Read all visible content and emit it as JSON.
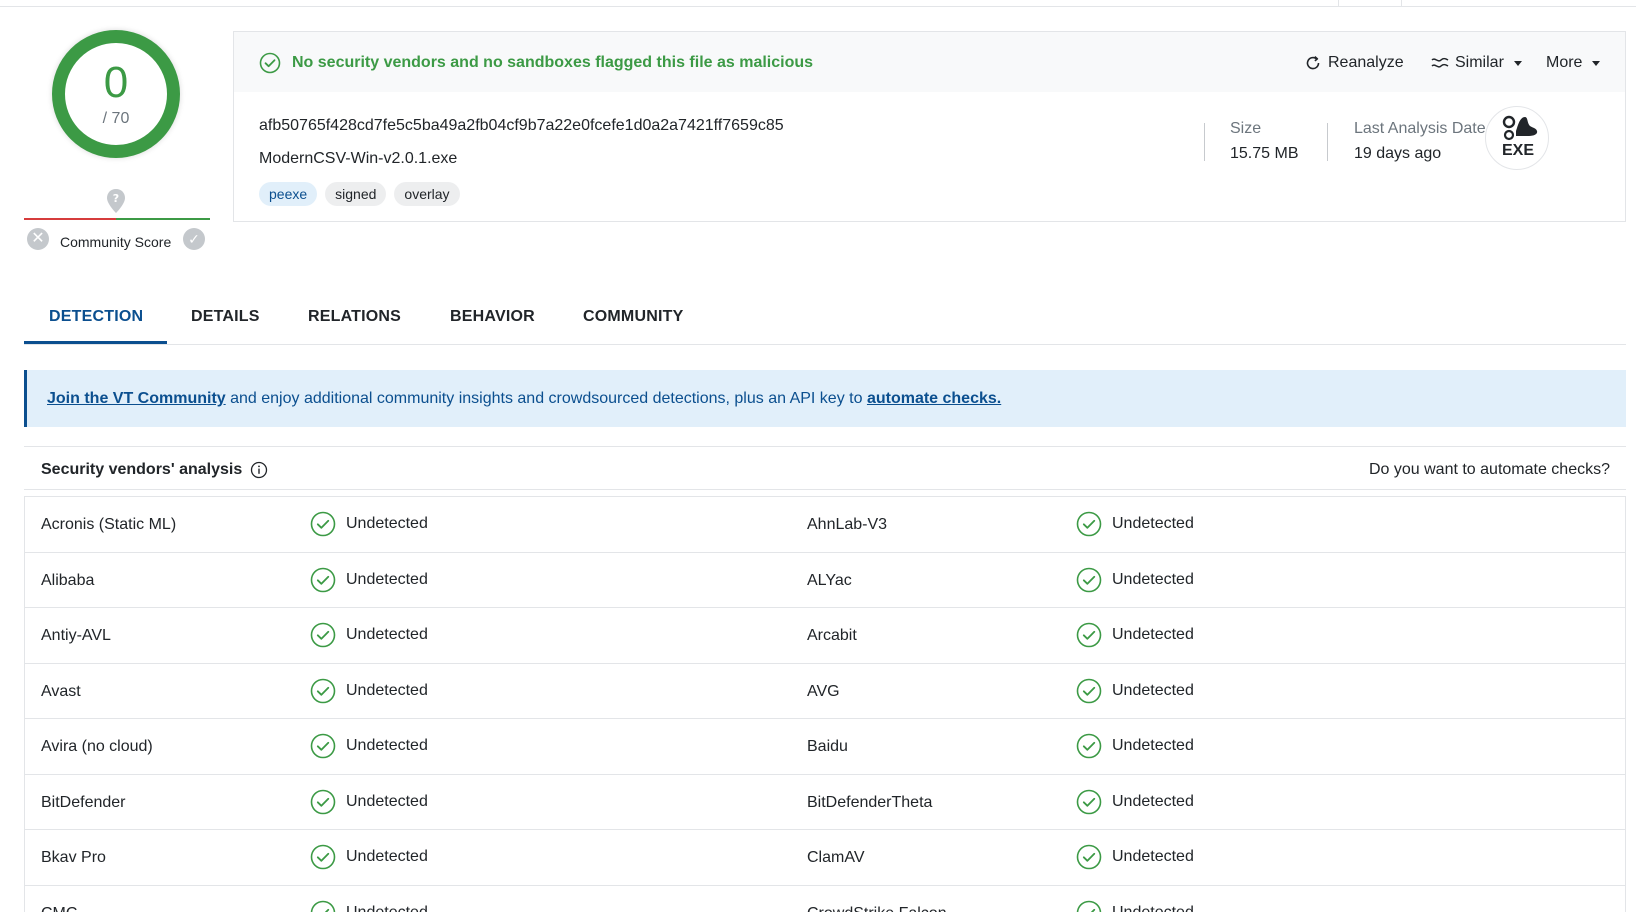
{
  "score": {
    "detections": "0",
    "total": "/ 70"
  },
  "community": {
    "label": "Community Score"
  },
  "status": {
    "message": "No security vendors and no sandboxes flagged this file as malicious"
  },
  "actions": {
    "reanalyze": "Reanalyze",
    "similar": "Similar",
    "more": "More"
  },
  "file": {
    "hash": "afb50765f428cd7fe5c5ba49a2fb04cf9b7a22e0fcefe1d0a2a7421ff7659c85",
    "name": "ModernCSV-Win-v2.0.1.exe",
    "tags": [
      "peexe",
      "signed",
      "overlay"
    ],
    "size_label": "Size",
    "size_value": "15.75 MB",
    "date_label": "Last Analysis Date",
    "date_value": "19 days ago",
    "type": "EXE"
  },
  "tabs": [
    "DETECTION",
    "DETAILS",
    "RELATIONS",
    "BEHAVIOR",
    "COMMUNITY"
  ],
  "banner": {
    "link1": "Join the VT Community",
    "middle": " and enjoy additional community insights and crowdsourced detections, plus an API key to ",
    "link2": "automate checks."
  },
  "analysis": {
    "title": "Security vendors' analysis",
    "automate_prompt": "Do you want to automate checks?",
    "rows": [
      {
        "left": "Acronis (Static ML)",
        "left_status": "Undetected",
        "right": "AhnLab-V3",
        "right_status": "Undetected"
      },
      {
        "left": "Alibaba",
        "left_status": "Undetected",
        "right": "ALYac",
        "right_status": "Undetected"
      },
      {
        "left": "Antiy-AVL",
        "left_status": "Undetected",
        "right": "Arcabit",
        "right_status": "Undetected"
      },
      {
        "left": "Avast",
        "left_status": "Undetected",
        "right": "AVG",
        "right_status": "Undetected"
      },
      {
        "left": "Avira (no cloud)",
        "left_status": "Undetected",
        "right": "Baidu",
        "right_status": "Undetected"
      },
      {
        "left": "BitDefender",
        "left_status": "Undetected",
        "right": "BitDefenderTheta",
        "right_status": "Undetected"
      },
      {
        "left": "Bkav Pro",
        "left_status": "Undetected",
        "right": "ClamAV",
        "right_status": "Undetected"
      },
      {
        "left": "CMC",
        "left_status": "Undetected",
        "right": "CrowdStrike Falcon",
        "right_status": "Undetected"
      }
    ]
  },
  "colors": {
    "green": "#3c9a45",
    "blue": "#0b4f8f",
    "banner_bg": "#e1effa",
    "red": "#d63c3c"
  },
  "icons": {
    "status": "check-circle-icon",
    "reanalyze": "refresh-icon",
    "similar": "similar-icon",
    "file_type": "exe-gears-icon",
    "info": "info-icon",
    "community_pin": "map-pin-question-icon"
  }
}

#####

__THE TASK__
Give only the number of lines in the material above where the string "reanalyze" appears.

__RESPONSE FOR THIS EXERCISE__
2